Records from a data collection:
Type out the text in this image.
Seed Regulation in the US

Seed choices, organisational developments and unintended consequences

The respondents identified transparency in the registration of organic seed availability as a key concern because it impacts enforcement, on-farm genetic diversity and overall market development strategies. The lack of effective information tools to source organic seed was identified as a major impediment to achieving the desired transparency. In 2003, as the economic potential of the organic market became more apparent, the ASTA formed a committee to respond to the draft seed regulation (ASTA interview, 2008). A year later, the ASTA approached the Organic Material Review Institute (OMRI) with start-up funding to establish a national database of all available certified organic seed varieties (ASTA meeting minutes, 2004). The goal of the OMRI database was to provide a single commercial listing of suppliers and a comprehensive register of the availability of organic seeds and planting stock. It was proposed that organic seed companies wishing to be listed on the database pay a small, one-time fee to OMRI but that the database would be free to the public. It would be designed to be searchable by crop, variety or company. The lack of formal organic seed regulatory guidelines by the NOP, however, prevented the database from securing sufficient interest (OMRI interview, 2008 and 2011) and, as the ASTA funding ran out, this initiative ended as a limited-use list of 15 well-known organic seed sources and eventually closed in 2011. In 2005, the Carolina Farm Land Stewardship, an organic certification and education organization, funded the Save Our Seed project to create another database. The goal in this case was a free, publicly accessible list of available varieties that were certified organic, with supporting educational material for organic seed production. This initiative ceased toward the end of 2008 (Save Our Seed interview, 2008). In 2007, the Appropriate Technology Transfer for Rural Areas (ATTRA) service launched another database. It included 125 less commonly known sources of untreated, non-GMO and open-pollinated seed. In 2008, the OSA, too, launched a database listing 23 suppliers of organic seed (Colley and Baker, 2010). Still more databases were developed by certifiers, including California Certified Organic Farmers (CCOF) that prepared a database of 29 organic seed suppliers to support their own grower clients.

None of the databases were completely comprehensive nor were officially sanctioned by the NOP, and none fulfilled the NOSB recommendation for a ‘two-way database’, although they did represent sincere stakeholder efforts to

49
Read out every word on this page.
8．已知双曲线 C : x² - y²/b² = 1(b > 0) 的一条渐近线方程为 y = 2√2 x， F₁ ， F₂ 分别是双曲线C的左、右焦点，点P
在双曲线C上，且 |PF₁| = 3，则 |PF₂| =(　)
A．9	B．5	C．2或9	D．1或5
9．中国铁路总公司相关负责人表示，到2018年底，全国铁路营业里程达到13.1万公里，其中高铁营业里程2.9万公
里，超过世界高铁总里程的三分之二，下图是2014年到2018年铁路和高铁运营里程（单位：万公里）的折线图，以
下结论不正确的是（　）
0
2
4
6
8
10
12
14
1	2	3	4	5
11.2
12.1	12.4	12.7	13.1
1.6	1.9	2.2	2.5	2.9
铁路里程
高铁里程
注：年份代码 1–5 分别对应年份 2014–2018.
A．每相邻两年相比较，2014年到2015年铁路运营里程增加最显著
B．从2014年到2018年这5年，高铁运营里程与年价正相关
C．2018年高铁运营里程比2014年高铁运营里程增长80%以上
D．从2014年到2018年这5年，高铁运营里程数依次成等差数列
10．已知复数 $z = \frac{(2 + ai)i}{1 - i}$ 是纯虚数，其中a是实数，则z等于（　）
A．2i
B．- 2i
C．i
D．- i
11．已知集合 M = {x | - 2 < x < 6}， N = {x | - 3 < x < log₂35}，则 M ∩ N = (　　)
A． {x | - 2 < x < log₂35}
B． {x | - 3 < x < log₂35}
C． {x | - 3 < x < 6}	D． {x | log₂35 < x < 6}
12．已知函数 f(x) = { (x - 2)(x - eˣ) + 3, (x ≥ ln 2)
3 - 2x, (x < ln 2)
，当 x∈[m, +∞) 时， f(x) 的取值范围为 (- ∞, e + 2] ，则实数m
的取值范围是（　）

-- Task brief --
Every record above should be output exactly.

-- Solution to the problem --
Type out the text in this image.
Seed Regulation in the US

Seed choices, organisational developments and unintended consequences

The respondents identified transparency in the registration of organic seed availability as a key concern because it impacts enforcement, on-farm genetic diversity and overall market development strategies. The lack of effective information tools to source organic seed was identified as a major impediment to achieving the desired transparency. In 2003, as the economic potential of the organic market became more apparent, the ASTA formed a committee to respond to the draft seed regulation (ASTA interview, 2008). A year later, the ASTA approached the Organic Material Review Institute (OMRI) with start-up funding to establish a national database of all available certified organic seed varieties (ASTA meeting minutes, 2004). The goal of the OMRI database was to provide a single commercial listing of suppliers and a comprehensive register of the availability of organic seeds and planting stock. It was proposed that organic seed companies wishing to be listed on the database pay a small, one-time fee to OMRI but that the database would be free to the public. It would be designed to be searchable by crop, variety or company. The lack of formal organic seed regulatory guidelines by the NOP, however, prevented the database from securing sufficient interest (OMRI interview, 2008 and 2011) and, as the ASTA funding ran out, this initiative ended as a limited-use list of 15 well-known organic seed sources and eventually closed in 2011. In 2005, the Carolina Farm Land Stewardship, an organic certification and education organization, funded the Save Our Seed project to create another database. The goal in this case was a free, publicly accessible list of available varieties that were certified organic, with supporting educational material for organic seed production. This initiative ceased toward the end of 2008 (Save Our Seed interview, 2008). In 2007, the Appropriate Technology Transfer for Rural Areas (ATTRA) service launched another database. It included 125 less commonly known sources of untreated, non-GMO and open-pollinated seed. In 2008, the OSA, too, launched a database listing 23 suppliers of organic seed (Colley and Baker, 2010). Still more databases were developed by certifiers, including California Certified Organic Farmers (CCOF) that prepared a database of 29 organic seed suppliers to support their own grower clients.

None of the databases were completely comprehensive nor were officially sanctioned by the NOP, and none fulfilled the NOSB recommendation for a ‘two-way database’, although they did represent sincere stakeholder efforts to

49
Read out every word on this page.
8．已知双曲线 C : x² - y²/b² = 1(b > 0) 的一条渐近线方程为 y = 2√2 x， F₁ ， F₂ 分别是双曲线C的左、右焦点，点P
在双曲线C上，且 |PF₁| = 3，则 |PF₂| =(　)
A．9	B．5	C．2或9	D．1或5
9．中国铁路总公司相关负责人表示，到2018年底，全国铁路营业里程达到13.1万公里，其中高铁营业里程2.9万公
里，超过世界高铁总里程的三分之二，下图是2014年到2018年铁路和高铁运营里程（单位：万公里）的折线图，以
下结论不正确的是（　）
0
2
4
6
8
10
12
14
1	2	3	4	5
11.2
12.1	12.4	12.7	13.1
1.6	1.9	2.2	2.5	2.9
铁路里程
高铁里程
注：年份代码 1–5 分别对应年份 2014–2018.
A．每相邻两年相比较，2014年到2015年铁路运营里程增加最显著
B．从2014年到2018年这5年，高铁运营里程与年价正相关
C．2018年高铁运营里程比2014年高铁运营里程增长80%以上
D．从2014年到2018年这5年，高铁运营里程数依次成等差数列
10．已知复数 $z = \frac{(2 + ai)i}{1 - i}$ 是纯虚数，其中a是实数，则z等于（　）
A．2i
B．- 2i
C．i
D．- i
11．已知集合 M = {x | - 2 < x < 6}， N = {x | - 3 < x < log₂35}，则 M ∩ N = (　　)
A． {x | - 2 < x < log₂35}
B． {x | - 3 < x < log₂35}
C． {x | - 3 < x < 6}	D． {x | log₂35 < x < 6}
12．已知函数 f(x) = { (x - 2)(x - eˣ) + 3, (x ≥ ln 2)
3 - 2x, (x < ln 2)
，当 x∈[m, +∞) 时， f(x) 的取值范围为 (- ∞, e + 2] ，则实数m
的取值范围是（　）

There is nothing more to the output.